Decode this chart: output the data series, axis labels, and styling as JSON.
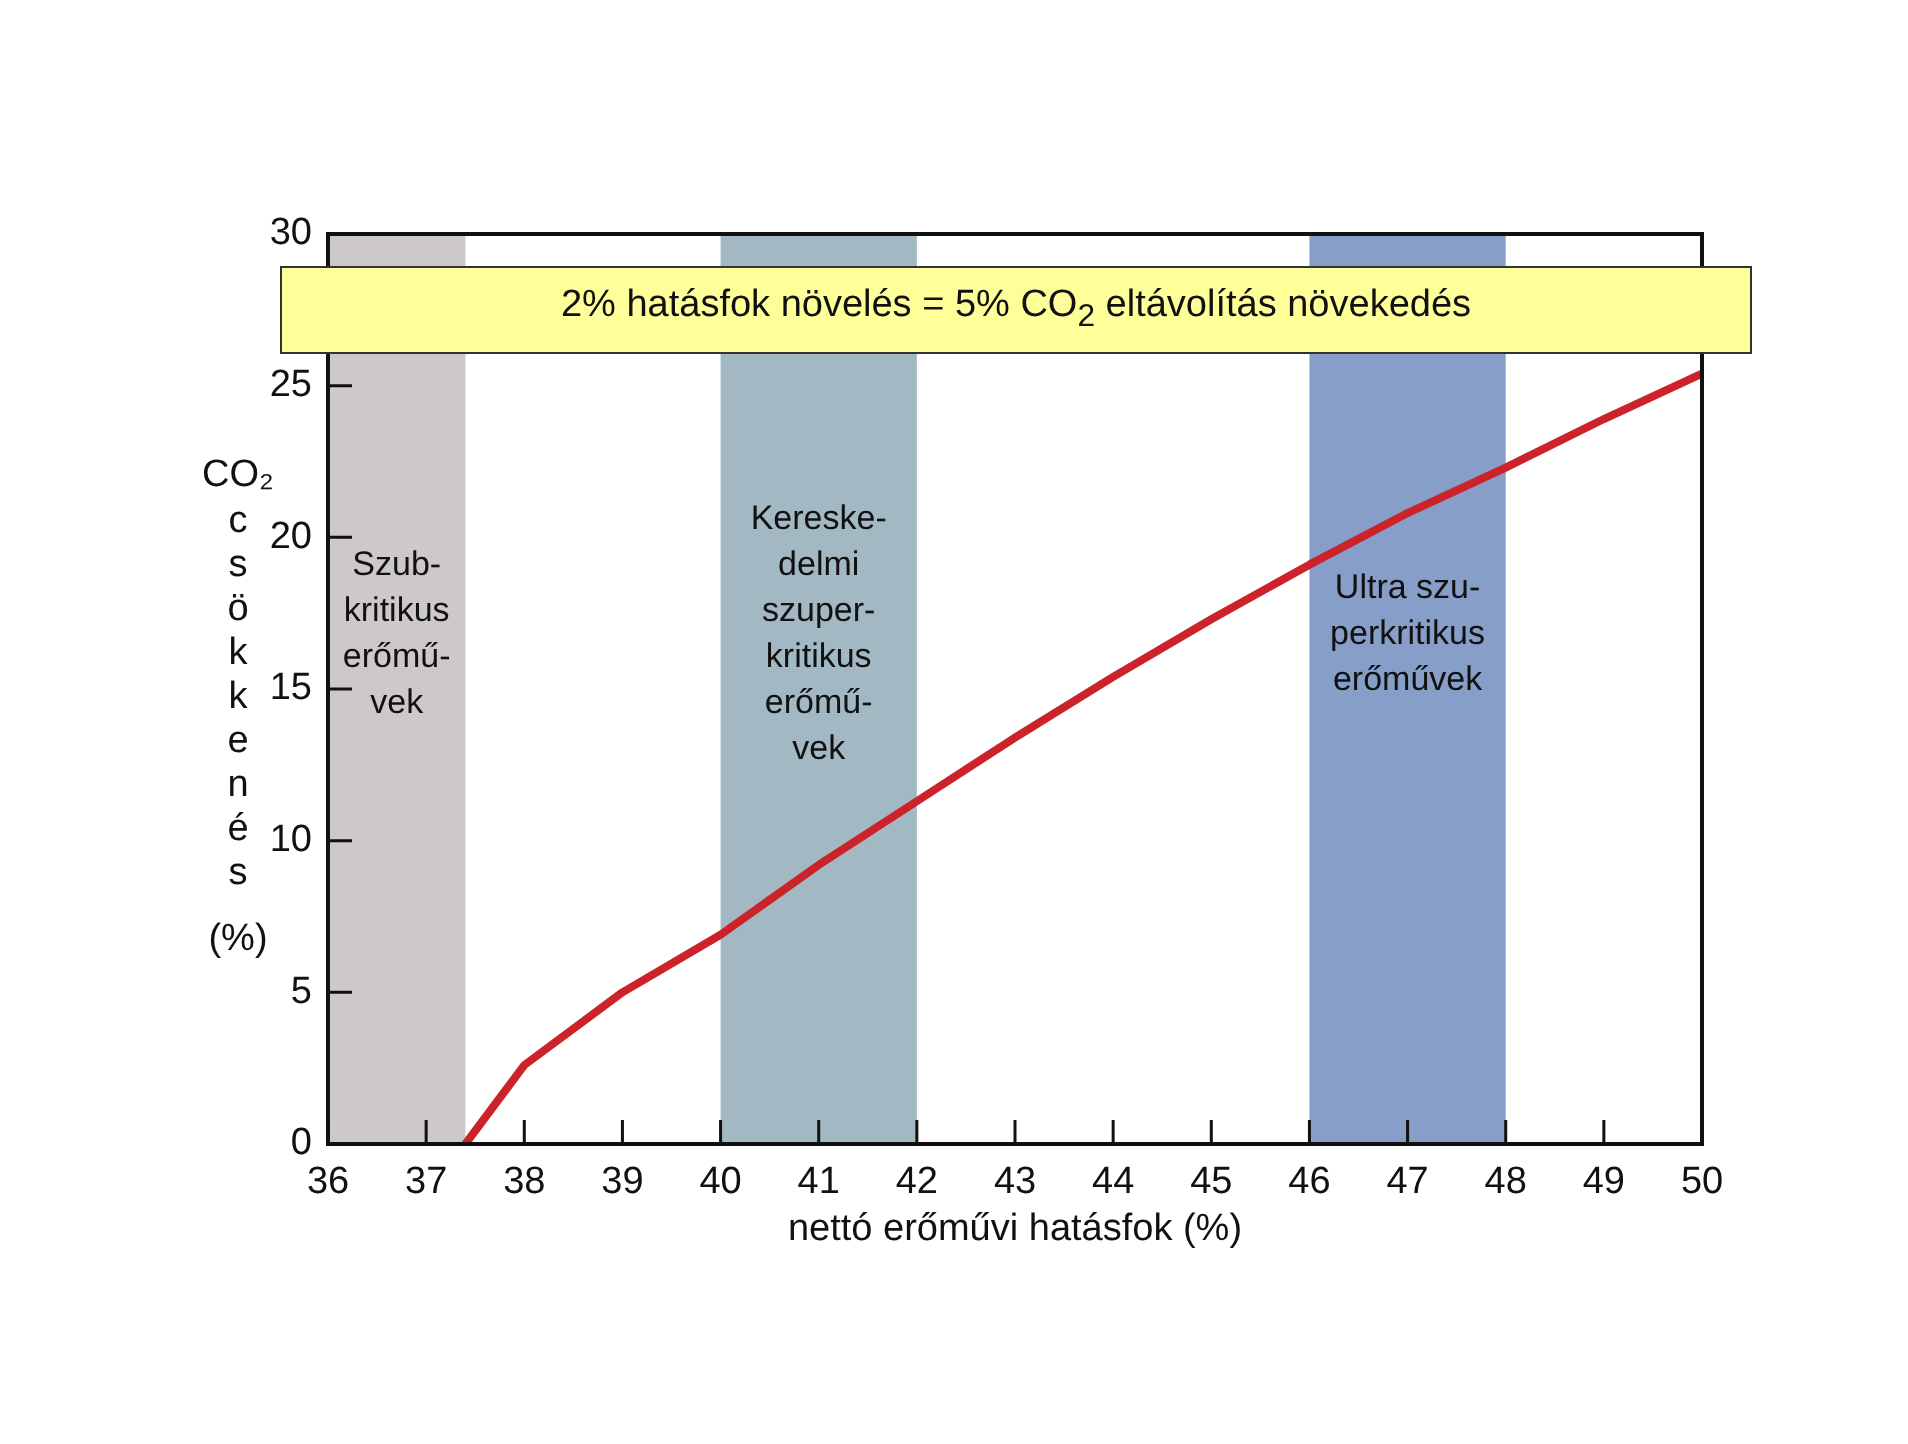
{
  "chart_data": {
    "type": "line",
    "xlabel": "nettó erőművi hatásfok (%)",
    "ylabel": "CO₂ csökkenés (%)",
    "annotations": [
      "2% hatásfok növelés = 5% CO$_{2}$ eltávolítás növekedés"
    ],
    "x": [
      37.4,
      38,
      39,
      40,
      41,
      42,
      43,
      44,
      45,
      46,
      47,
      48,
      49,
      50
    ],
    "series": [
      {
        "color": "#cc2229",
        "values": [
          0,
          2.6,
          5.0,
          6.9,
          9.2,
          11.3,
          13.4,
          15.4,
          17.3,
          19.1,
          20.8,
          22.3,
          23.9,
          25.4
        ]
      }
    ],
    "xlim": [
      36,
      50
    ],
    "xticks": [
      36,
      37,
      38,
      39,
      40,
      41,
      42,
      43,
      44,
      45,
      46,
      47,
      48,
      49,
      50
    ],
    "ylim": [
      0,
      30
    ],
    "yticks": [
      0,
      5,
      10,
      15,
      20,
      25,
      30
    ],
    "bands": [
      {
        "axis": "x",
        "from": 36,
        "to": 37.4,
        "label": "Szub-\nkritikus\nerőmű-\nvek",
        "color": "#cdc8ca"
      },
      {
        "axis": "x",
        "from": 40,
        "to": 42,
        "label": "Kereske-\ndelmi\nszuper-\nkritikus\nerőmű-\nvek",
        "color": "#a2b8c3"
      },
      {
        "axis": "x",
        "from": 46,
        "to": 48,
        "label": "Ultra szu-\nperkritikus\nerőművek",
        "color": "#869ec8"
      }
    ],
    "grid": false,
    "legend": false,
    "marker": "none",
    "line_style": "solid"
  }
}
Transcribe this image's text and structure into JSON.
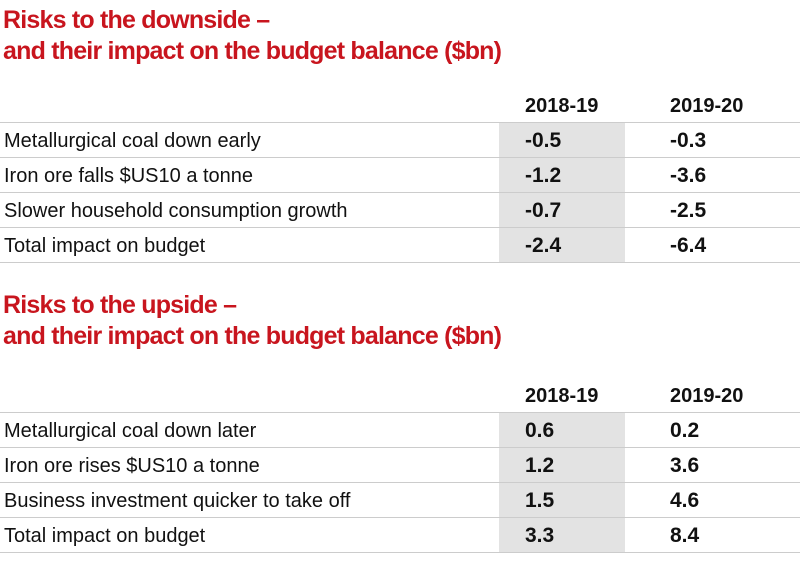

*****

Instructions to follow: State the count of lines with the word "this" in them, and write nothing else.

Reply: 2